PROBLEM TO WORK ON: What follows is a listing. Return every line of it exactly.

[Recorded data]
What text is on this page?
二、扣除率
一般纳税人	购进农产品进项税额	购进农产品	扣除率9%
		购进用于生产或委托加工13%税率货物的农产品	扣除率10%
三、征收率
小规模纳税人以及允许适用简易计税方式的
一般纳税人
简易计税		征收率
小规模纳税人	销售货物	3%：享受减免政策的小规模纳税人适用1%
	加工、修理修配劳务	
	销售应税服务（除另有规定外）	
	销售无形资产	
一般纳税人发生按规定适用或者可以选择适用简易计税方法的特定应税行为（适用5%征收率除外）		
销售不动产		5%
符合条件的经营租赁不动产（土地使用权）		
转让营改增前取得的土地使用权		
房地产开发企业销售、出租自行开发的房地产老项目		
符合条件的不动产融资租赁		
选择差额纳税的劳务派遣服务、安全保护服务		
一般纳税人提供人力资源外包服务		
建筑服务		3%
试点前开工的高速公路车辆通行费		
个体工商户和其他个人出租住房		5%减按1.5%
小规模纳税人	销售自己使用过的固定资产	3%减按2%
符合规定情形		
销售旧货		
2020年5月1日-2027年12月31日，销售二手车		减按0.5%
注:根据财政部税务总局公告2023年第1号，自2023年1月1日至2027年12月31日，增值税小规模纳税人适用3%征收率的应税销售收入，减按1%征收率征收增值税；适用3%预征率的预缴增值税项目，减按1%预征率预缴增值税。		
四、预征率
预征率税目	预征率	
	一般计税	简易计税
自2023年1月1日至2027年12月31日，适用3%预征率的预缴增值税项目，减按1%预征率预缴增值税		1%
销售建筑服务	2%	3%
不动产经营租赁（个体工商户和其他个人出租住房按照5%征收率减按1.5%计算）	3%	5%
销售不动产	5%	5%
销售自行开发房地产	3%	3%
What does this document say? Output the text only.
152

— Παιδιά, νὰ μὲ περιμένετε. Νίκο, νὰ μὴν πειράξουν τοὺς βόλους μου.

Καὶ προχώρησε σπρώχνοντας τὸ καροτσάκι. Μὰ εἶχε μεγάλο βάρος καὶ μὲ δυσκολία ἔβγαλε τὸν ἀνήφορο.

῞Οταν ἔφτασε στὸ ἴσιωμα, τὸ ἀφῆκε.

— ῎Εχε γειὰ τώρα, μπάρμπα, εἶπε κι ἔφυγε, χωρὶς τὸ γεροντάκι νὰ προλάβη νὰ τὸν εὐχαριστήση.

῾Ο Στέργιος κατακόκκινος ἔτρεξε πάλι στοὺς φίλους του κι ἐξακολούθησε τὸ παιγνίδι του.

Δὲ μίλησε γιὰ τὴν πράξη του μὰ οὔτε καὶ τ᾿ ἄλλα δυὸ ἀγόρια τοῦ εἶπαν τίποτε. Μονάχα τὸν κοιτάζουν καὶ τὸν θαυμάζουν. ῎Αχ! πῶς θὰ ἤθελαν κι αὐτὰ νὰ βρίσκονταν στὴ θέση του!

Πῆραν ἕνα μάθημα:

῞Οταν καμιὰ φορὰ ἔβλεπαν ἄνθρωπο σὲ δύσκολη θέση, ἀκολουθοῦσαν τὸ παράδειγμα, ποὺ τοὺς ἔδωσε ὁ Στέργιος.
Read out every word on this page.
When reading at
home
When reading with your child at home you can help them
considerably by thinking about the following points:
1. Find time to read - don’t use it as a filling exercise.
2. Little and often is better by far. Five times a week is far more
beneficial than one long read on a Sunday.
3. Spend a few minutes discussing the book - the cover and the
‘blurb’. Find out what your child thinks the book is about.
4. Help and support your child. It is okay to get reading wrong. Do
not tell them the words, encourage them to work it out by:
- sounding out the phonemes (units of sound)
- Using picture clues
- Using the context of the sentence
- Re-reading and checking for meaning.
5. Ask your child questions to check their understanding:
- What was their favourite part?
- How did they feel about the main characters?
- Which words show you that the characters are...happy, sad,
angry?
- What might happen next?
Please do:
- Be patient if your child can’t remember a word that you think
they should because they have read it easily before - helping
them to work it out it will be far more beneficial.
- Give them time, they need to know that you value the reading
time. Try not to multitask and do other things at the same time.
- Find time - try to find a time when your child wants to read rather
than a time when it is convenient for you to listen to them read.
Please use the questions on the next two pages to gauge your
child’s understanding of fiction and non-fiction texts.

RESPONSE TO THE TASK:
What text is on this page?
二、扣除率
一般纳税人	购进农产品进项税额	购进农产品	扣除率9%
		购进用于生产或委托加工13%税率货物的农产品	扣除率10%
三、征收率
小规模纳税人以及允许适用简易计税方式的
一般纳税人
简易计税		征收率
小规模纳税人	销售货物	3%：享受减免政策的小规模纳税人适用1%
	加工、修理修配劳务	
	销售应税服务（除另有规定外）	
	销售无形资产	
一般纳税人发生按规定适用或者可以选择适用简易计税方法的特定应税行为（适用5%征收率除外）		
销售不动产		5%
符合条件的经营租赁不动产（土地使用权）		
转让营改增前取得的土地使用权		
房地产开发企业销售、出租自行开发的房地产老项目		
符合条件的不动产融资租赁		
选择差额纳税的劳务派遣服务、安全保护服务		
一般纳税人提供人力资源外包服务		
建筑服务		3%
试点前开工的高速公路车辆通行费		
个体工商户和其他个人出租住房		5%减按1.5%
小规模纳税人	销售自己使用过的固定资产	3%减按2%
符合规定情形		
销售旧货		
2020年5月1日-2027年12月31日，销售二手车		减按0.5%
注:根据财政部税务总局公告2023年第1号，自2023年1月1日至2027年12月31日，增值税小规模纳税人适用3%征收率的应税销售收入，减按1%征收率征收增值税；适用3%预征率的预缴增值税项目，减按1%预征率预缴增值税。		
四、预征率
预征率税目	预征率	
	一般计税	简易计税
自2023年1月1日至2027年12月31日，适用3%预征率的预缴增值税项目，减按1%预征率预缴增值税		1%
销售建筑服务	2%	3%
不动产经营租赁（个体工商户和其他个人出租住房按照5%征收率减按1.5%计算）	3%	5%
销售不动产	5%	5%
销售自行开发房地产	3%	3%
What does this document say? Output the text only.
152

— Παιδιά, νὰ μὲ περιμένετε. Νίκο, νὰ μὴν πειράξουν τοὺς βόλους μου.

Καὶ προχώρησε σπρώχνοντας τὸ καροτσάκι. Μὰ εἶχε μεγάλο βάρος καὶ μὲ δυσκολία ἔβγαλε τὸν ἀνήφορο.

῞Οταν ἔφτασε στὸ ἴσιωμα, τὸ ἀφῆκε.

— ῎Εχε γειὰ τώρα, μπάρμπα, εἶπε κι ἔφυγε, χωρὶς τὸ γεροντάκι νὰ προλάβη νὰ τὸν εὐχαριστήση.

῾Ο Στέργιος κατακόκκινος ἔτρεξε πάλι στοὺς φίλους του κι ἐξακολούθησε τὸ παιγνίδι του.

Δὲ μίλησε γιὰ τὴν πράξη του μὰ οὔτε καὶ τ᾿ ἄλλα δυὸ ἀγόρια τοῦ εἶπαν τίποτε. Μονάχα τὸν κοιτάζουν καὶ τὸν θαυμάζουν. ῎Αχ! πῶς θὰ ἤθελαν κι αὐτὰ νὰ βρίσκονταν στὴ θέση του!

Πῆραν ἕνα μάθημα:

῞Οταν καμιὰ φορὰ ἔβλεπαν ἄνθρωπο σὲ δύσκολη θέση, ἀκολουθοῦσαν τὸ παράδειγμα, ποὺ τοὺς ἔδωσε ὁ Στέργιος.
Read out every word on this page.
When reading at
home
When reading with your child at home you can help them
considerably by thinking about the following points:
1. Find time to read - don’t use it as a filling exercise.
2. Little and often is better by far. Five times a week is far more
beneficial than one long read on a Sunday.
3. Spend a few minutes discussing the book - the cover and the
‘blurb’. Find out what your child thinks the book is about.
4. Help and support your child. It is okay to get reading wrong. Do
not tell them the words, encourage them to work it out by:
- sounding out the phonemes (units of sound)
- Using picture clues
- Using the context of the sentence
- Re-reading and checking for meaning.
5. Ask your child questions to check their understanding:
- What was their favourite part?
- How did they feel about the main characters?
- Which words show you that the characters are...happy, sad,
angry?
- What might happen next?
Please do:
- Be patient if your child can’t remember a word that you think
they should because they have read it easily before - helping
them to work it out it will be far more beneficial.
- Give them time, they need to know that you value the reading
time. Try not to multitask and do other things at the same time.
- Find time - try to find a time when your child wants to read rather
than a time when it is convenient for you to listen to them read.
Please use the questions on the next two pages to gauge your
child’s understanding of fiction and non-fiction texts.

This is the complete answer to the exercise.